§ Requirement
Below are entries to be transcribed exactly; exclude the pictures from the copy.

§ Dataset extract
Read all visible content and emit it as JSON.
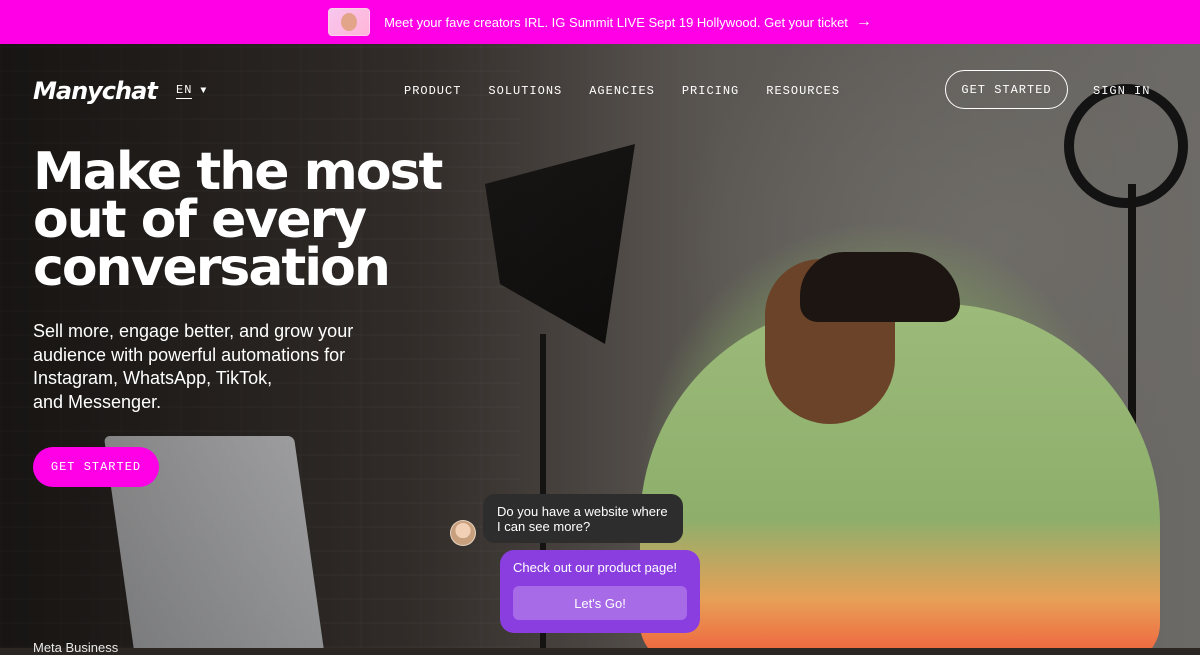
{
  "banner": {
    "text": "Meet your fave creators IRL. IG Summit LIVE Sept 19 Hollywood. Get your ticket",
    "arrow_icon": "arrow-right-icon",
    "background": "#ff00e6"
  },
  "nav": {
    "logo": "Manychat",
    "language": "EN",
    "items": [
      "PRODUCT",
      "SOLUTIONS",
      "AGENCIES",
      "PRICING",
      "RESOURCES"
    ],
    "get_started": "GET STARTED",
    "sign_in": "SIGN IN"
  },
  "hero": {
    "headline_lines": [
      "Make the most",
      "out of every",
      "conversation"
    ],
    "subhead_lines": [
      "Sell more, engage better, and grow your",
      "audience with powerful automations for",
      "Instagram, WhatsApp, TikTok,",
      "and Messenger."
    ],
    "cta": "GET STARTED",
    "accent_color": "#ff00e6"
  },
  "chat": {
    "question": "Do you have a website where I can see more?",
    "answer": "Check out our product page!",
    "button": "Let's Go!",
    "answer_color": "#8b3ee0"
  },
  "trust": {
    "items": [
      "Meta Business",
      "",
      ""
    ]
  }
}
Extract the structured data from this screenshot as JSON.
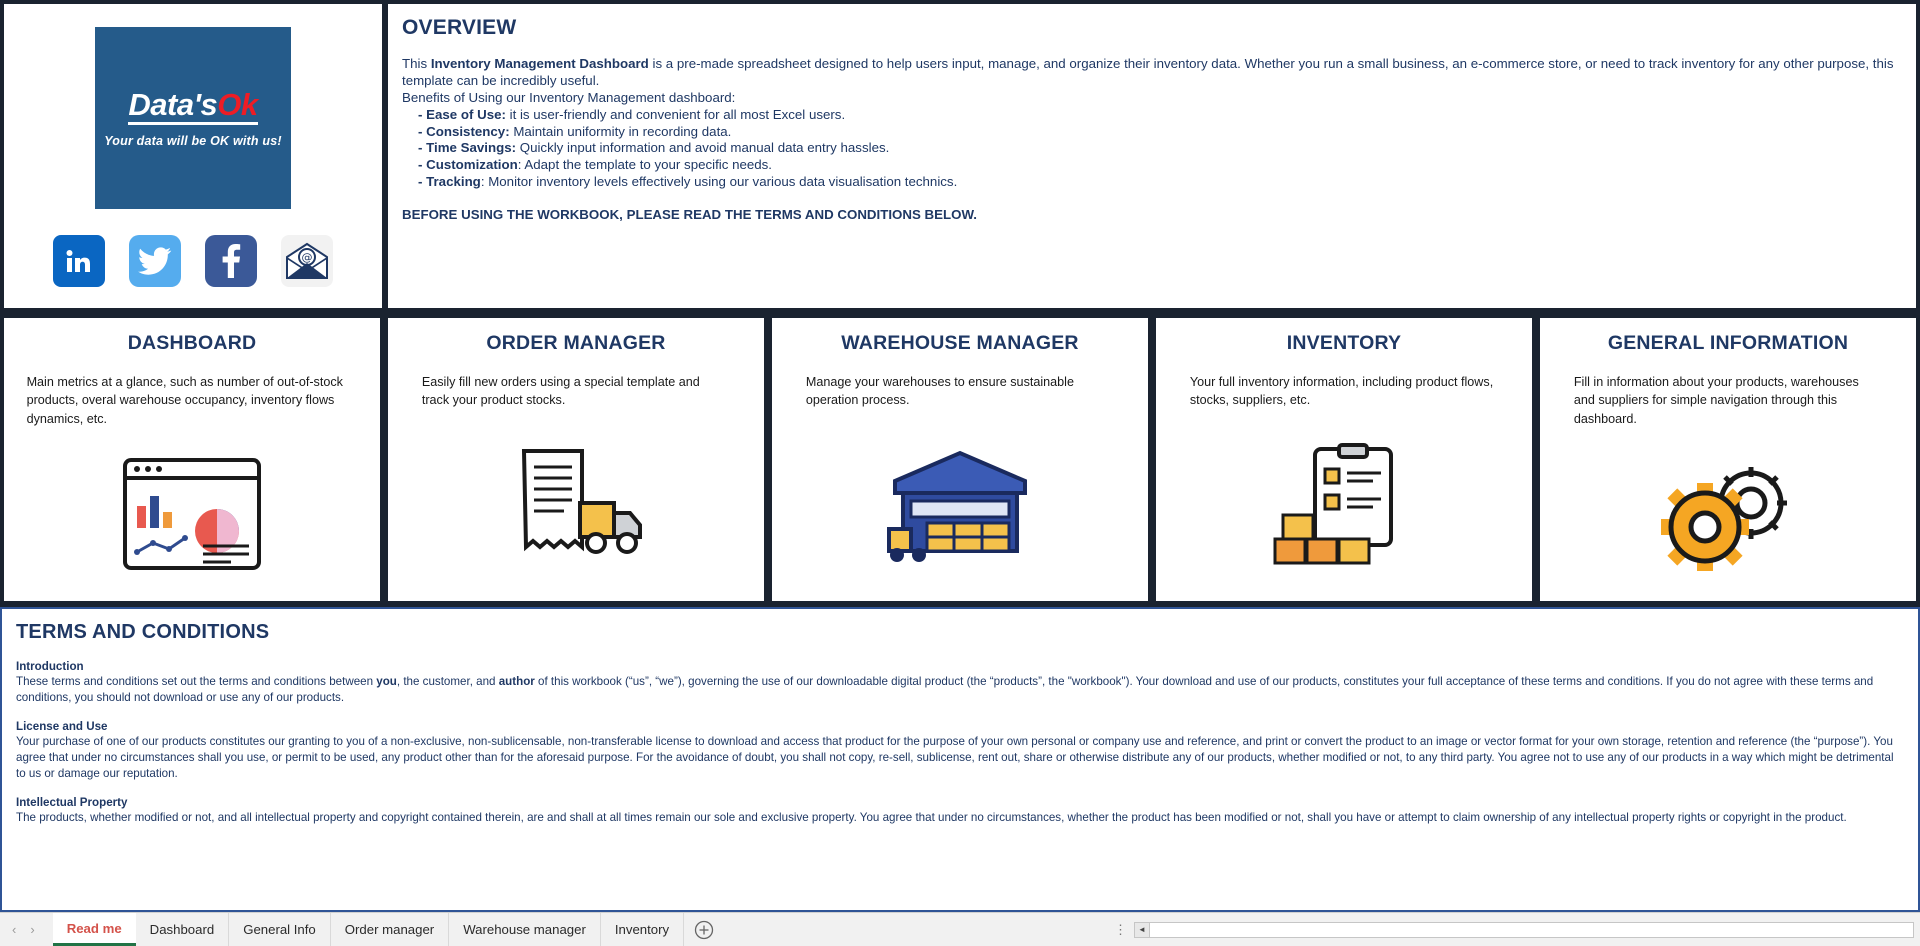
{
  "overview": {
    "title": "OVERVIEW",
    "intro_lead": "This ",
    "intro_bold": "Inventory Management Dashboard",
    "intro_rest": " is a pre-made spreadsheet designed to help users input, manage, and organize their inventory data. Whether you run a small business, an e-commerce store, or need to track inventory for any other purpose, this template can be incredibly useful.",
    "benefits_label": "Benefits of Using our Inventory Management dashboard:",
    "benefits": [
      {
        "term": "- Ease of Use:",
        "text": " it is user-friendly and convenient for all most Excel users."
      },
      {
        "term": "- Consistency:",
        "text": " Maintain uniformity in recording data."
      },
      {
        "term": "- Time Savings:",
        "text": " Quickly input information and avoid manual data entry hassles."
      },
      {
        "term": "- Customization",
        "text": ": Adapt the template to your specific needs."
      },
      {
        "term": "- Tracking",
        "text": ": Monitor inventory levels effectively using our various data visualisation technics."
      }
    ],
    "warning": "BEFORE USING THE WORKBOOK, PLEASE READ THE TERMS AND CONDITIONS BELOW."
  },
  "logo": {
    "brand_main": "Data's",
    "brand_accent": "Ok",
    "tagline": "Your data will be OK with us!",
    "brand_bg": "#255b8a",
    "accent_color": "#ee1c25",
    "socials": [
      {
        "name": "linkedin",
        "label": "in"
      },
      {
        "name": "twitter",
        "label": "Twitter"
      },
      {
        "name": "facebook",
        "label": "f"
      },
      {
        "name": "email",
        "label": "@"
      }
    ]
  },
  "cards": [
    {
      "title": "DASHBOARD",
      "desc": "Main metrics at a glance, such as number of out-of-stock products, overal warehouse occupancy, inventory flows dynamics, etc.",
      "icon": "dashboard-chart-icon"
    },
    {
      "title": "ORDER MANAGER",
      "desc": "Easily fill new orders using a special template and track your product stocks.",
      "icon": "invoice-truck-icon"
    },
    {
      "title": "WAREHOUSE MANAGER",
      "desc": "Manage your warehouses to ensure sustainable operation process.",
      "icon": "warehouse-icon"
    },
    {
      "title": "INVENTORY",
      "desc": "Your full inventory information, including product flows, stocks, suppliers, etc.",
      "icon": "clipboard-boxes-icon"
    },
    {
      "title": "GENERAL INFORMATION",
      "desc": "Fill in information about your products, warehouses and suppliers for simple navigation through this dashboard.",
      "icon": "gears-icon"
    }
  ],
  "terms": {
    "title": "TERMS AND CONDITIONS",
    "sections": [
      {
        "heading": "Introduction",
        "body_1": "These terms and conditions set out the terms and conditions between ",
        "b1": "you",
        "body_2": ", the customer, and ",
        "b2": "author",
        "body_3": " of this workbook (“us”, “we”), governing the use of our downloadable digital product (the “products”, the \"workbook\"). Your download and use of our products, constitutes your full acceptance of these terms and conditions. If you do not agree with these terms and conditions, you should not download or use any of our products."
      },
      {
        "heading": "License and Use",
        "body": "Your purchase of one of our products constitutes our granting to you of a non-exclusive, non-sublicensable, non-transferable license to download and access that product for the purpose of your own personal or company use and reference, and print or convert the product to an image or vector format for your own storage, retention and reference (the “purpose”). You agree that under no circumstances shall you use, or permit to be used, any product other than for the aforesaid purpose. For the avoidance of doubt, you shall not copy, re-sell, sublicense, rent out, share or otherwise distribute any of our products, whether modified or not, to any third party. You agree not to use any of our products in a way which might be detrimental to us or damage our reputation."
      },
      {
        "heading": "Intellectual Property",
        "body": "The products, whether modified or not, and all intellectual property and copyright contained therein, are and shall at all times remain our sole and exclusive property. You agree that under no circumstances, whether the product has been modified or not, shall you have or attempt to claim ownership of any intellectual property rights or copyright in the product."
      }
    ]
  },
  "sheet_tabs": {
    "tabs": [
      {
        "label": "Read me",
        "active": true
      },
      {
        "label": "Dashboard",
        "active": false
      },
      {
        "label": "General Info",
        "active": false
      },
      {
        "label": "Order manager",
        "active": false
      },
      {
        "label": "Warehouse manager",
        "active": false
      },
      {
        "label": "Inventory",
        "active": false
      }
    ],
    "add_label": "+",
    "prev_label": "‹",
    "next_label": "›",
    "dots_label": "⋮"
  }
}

§ The response
Read all visible content and emit it as JSON.
{
  "banner": {
    "text": "Meet your fave creators IRL. IG Summit LIVE Sept 19 Hollywood. Get your ticket",
    "arrow_icon": "arrow-right-icon",
    "background": "#ff00e6"
  },
  "nav": {
    "logo": "Manychat",
    "language": "EN",
    "items": [
      "PRODUCT",
      "SOLUTIONS",
      "AGENCIES",
      "PRICING",
      "RESOURCES"
    ],
    "get_started": "GET STARTED",
    "sign_in": "SIGN IN"
  },
  "hero": {
    "headline_lines": [
      "Make the most",
      "out of every",
      "conversation"
    ],
    "subhead_lines": [
      "Sell more, engage better, and grow your",
      "audience with powerful automations for",
      "Instagram, WhatsApp, TikTok,",
      "and Messenger."
    ],
    "cta": "GET STARTED",
    "accent_color": "#ff00e6"
  },
  "chat": {
    "question": "Do you have a website where I can see more?",
    "answer": "Check out our product page!",
    "button": "Let's Go!",
    "answer_color": "#8b3ee0"
  },
  "trust": {
    "items": [
      "Meta Business",
      "",
      ""
    ]
  }
}
Extract the structured data from this screenshot as JSON.
{
  "overview": {
    "title": "OVERVIEW",
    "intro_lead": "This ",
    "intro_bold": "Inventory Management Dashboard",
    "intro_rest": " is a pre-made spreadsheet designed to help users input, manage, and organize their inventory data. Whether you run a small business, an e-commerce store, or need to track inventory for any other purpose, this template can be incredibly useful.",
    "benefits_label": "Benefits of Using our Inventory Management dashboard:",
    "benefits": [
      {
        "term": "- Ease of Use:",
        "text": " it is user-friendly and convenient for all most Excel users."
      },
      {
        "term": "- Consistency:",
        "text": " Maintain uniformity in recording data."
      },
      {
        "term": "- Time Savings:",
        "text": " Quickly input information and avoid manual data entry hassles."
      },
      {
        "term": "- Customization",
        "text": ": Adapt the template to your specific needs."
      },
      {
        "term": "- Tracking",
        "text": ": Monitor inventory levels effectively using our various data visualisation technics."
      }
    ],
    "warning": "BEFORE USING THE WORKBOOK, PLEASE READ THE TERMS AND CONDITIONS BELOW."
  },
  "logo": {
    "brand_main": "Data's",
    "brand_accent": "Ok",
    "tagline": "Your data will be OK with us!",
    "brand_bg": "#255b8a",
    "accent_color": "#ee1c25",
    "socials": [
      {
        "name": "linkedin",
        "label": "in"
      },
      {
        "name": "twitter",
        "label": "Twitter"
      },
      {
        "name": "facebook",
        "label": "f"
      },
      {
        "name": "email",
        "label": "@"
      }
    ]
  },
  "cards": [
    {
      "title": "DASHBOARD",
      "desc": "Main metrics at a glance, such as number of out-of-stock products, overal warehouse occupancy, inventory flows dynamics, etc.",
      "icon": "dashboard-chart-icon"
    },
    {
      "title": "ORDER MANAGER",
      "desc": "Easily fill new orders using a special template and track your product stocks.",
      "icon": "invoice-truck-icon"
    },
    {
      "title": "WAREHOUSE MANAGER",
      "desc": "Manage your warehouses to ensure sustainable operation process.",
      "icon": "warehouse-icon"
    },
    {
      "title": "INVENTORY",
      "desc": "Your full inventory information, including product flows, stocks, suppliers, etc.",
      "icon": "clipboard-boxes-icon"
    },
    {
      "title": "GENERAL INFORMATION",
      "desc": "Fill in information about your products, warehouses and suppliers for simple navigation through this dashboard.",
      "icon": "gears-icon"
    }
  ],
  "terms": {
    "title": "TERMS AND CONDITIONS",
    "sections": [
      {
        "heading": "Introduction",
        "body_1": "These terms and conditions set out the terms and conditions between ",
        "b1": "you",
        "body_2": ", the customer, and ",
        "b2": "author",
        "body_3": " of this workbook (“us”, “we”), governing the use of our downloadable digital product (the “products”, the \"workbook\"). Your download and use of our products, constitutes your full acceptance of these terms and conditions. If you do not agree with these terms and conditions, you should not download or use any of our products."
      },
      {
        "heading": "License and Use",
        "body": "Your purchase of one of our products constitutes our granting to you of a non-exclusive, non-sublicensable, non-transferable license to download and access that product for the purpose of your own personal or company use and reference, and print or convert the product to an image or vector format for your own storage, retention and reference (the “purpose”). You agree that under no circumstances shall you use, or permit to be used, any product other than for the aforesaid purpose. For the avoidance of doubt, you shall not copy, re-sell, sublicense, rent out, share or otherwise distribute any of our products, whether modified or not, to any third party. You agree not to use any of our products in a way which might be detrimental to us or damage our reputation."
      },
      {
        "heading": "Intellectual Property",
        "body": "The products, whether modified or not, and all intellectual property and copyright contained therein, are and shall at all times remain our sole and exclusive property. You agree that under no circumstances, whether the product has been modified or not, shall you have or attempt to claim ownership of any intellectual property rights or copyright in the product."
      }
    ]
  },
  "sheet_tabs": {
    "tabs": [
      {
        "label": "Read me",
        "active": true
      },
      {
        "label": "Dashboard",
        "active": false
      },
      {
        "label": "General Info",
        "active": false
      },
      {
        "label": "Order manager",
        "active": false
      },
      {
        "label": "Warehouse manager",
        "active": false
      },
      {
        "label": "Inventory",
        "active": false
      }
    ],
    "add_label": "+",
    "prev_label": "‹",
    "next_label": "›",
    "dots_label": "⋮"
  }
}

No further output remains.